Task details:
Print every entry exactly as written.

Collected data:
□ □ □ □ □ □ □
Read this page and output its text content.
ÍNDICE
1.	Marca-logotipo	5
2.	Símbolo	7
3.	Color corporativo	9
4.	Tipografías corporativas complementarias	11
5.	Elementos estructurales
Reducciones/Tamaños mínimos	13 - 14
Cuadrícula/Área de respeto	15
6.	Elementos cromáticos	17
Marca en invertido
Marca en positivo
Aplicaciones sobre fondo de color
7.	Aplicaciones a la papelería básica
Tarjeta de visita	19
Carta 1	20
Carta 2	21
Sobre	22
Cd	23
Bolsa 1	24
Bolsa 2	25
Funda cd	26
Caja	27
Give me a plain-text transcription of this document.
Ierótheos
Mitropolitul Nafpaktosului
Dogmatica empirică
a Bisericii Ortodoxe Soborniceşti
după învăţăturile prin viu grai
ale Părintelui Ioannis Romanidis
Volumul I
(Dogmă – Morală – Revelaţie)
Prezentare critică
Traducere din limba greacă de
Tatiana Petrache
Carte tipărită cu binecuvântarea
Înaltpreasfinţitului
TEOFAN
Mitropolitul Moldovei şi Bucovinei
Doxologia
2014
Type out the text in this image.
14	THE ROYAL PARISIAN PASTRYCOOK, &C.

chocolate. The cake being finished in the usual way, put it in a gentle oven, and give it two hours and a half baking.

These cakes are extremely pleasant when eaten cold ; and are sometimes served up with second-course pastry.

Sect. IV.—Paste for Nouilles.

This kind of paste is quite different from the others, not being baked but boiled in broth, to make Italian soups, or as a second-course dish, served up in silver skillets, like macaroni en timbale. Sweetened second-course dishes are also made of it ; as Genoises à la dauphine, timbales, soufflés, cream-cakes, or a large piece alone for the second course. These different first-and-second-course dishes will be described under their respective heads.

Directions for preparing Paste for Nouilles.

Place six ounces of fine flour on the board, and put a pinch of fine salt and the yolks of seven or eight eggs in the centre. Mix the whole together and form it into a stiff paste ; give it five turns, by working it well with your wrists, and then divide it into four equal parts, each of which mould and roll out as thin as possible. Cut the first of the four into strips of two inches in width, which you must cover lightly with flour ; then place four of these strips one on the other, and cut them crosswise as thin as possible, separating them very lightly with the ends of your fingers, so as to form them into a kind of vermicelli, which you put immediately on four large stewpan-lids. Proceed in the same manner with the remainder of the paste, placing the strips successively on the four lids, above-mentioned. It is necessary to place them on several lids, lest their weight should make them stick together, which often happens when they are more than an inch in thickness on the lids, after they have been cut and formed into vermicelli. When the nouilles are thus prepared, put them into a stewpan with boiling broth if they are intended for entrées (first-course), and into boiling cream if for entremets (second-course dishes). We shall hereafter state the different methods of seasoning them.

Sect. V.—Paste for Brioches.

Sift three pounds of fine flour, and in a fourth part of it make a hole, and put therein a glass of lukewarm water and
□ □ □ □ □ □ □
Output of the task:
Read this page and output its text content.
ÍNDICE
1.	Marca-logotipo	5
2.	Símbolo	7
3.	Color corporativo	9
4.	Tipografías corporativas complementarias	11
5.	Elementos estructurales
Reducciones/Tamaños mínimos	13 - 14
Cuadrícula/Área de respeto	15
6.	Elementos cromáticos	17
Marca en invertido
Marca en positivo
Aplicaciones sobre fondo de color
7.	Aplicaciones a la papelería básica
Tarjeta de visita	19
Carta 1	20
Carta 2	21
Sobre	22
Cd	23
Bolsa 1	24
Bolsa 2	25
Funda cd	26
Caja	27
Give me a plain-text transcription of this document.
Ierótheos
Mitropolitul Nafpaktosului
Dogmatica empirică
a Bisericii Ortodoxe Soborniceşti
după învăţăturile prin viu grai
ale Părintelui Ioannis Romanidis
Volumul I
(Dogmă – Morală – Revelaţie)
Prezentare critică
Traducere din limba greacă de
Tatiana Petrache
Carte tipărită cu binecuvântarea
Înaltpreasfinţitului
TEOFAN
Mitropolitul Moldovei şi Bucovinei
Doxologia
2014
Type out the text in this image.
14	THE ROYAL PARISIAN PASTRYCOOK, &C.

chocolate. The cake being finished in the usual way, put it in a gentle oven, and give it two hours and a half baking.

These cakes are extremely pleasant when eaten cold ; and are sometimes served up with second-course pastry.

Sect. IV.—Paste for Nouilles.

This kind of paste is quite different from the others, not being baked but boiled in broth, to make Italian soups, or as a second-course dish, served up in silver skillets, like macaroni en timbale. Sweetened second-course dishes are also made of it ; as Genoises à la dauphine, timbales, soufflés, cream-cakes, or a large piece alone for the second course. These different first-and-second-course dishes will be described under their respective heads.

Directions for preparing Paste for Nouilles.

Place six ounces of fine flour on the board, and put a pinch of fine salt and the yolks of seven or eight eggs in the centre. Mix the whole together and form it into a stiff paste ; give it five turns, by working it well with your wrists, and then divide it into four equal parts, each of which mould and roll out as thin as possible. Cut the first of the four into strips of two inches in width, which you must cover lightly with flour ; then place four of these strips one on the other, and cut them crosswise as thin as possible, separating them very lightly with the ends of your fingers, so as to form them into a kind of vermicelli, which you put immediately on four large stewpan-lids. Proceed in the same manner with the remainder of the paste, placing the strips successively on the four lids, above-mentioned. It is necessary to place them on several lids, lest their weight should make them stick together, which often happens when they are more than an inch in thickness on the lids, after they have been cut and formed into vermicelli. When the nouilles are thus prepared, put them into a stewpan with boiling broth if they are intended for entrées (first-course), and into boiling cream if for entremets (second-course dishes). We shall hereafter state the different methods of seasoning them.

Sect. V.—Paste for Brioches.

Sift three pounds of fine flour, and in a fourth part of it make a hole, and put therein a glass of lukewarm water and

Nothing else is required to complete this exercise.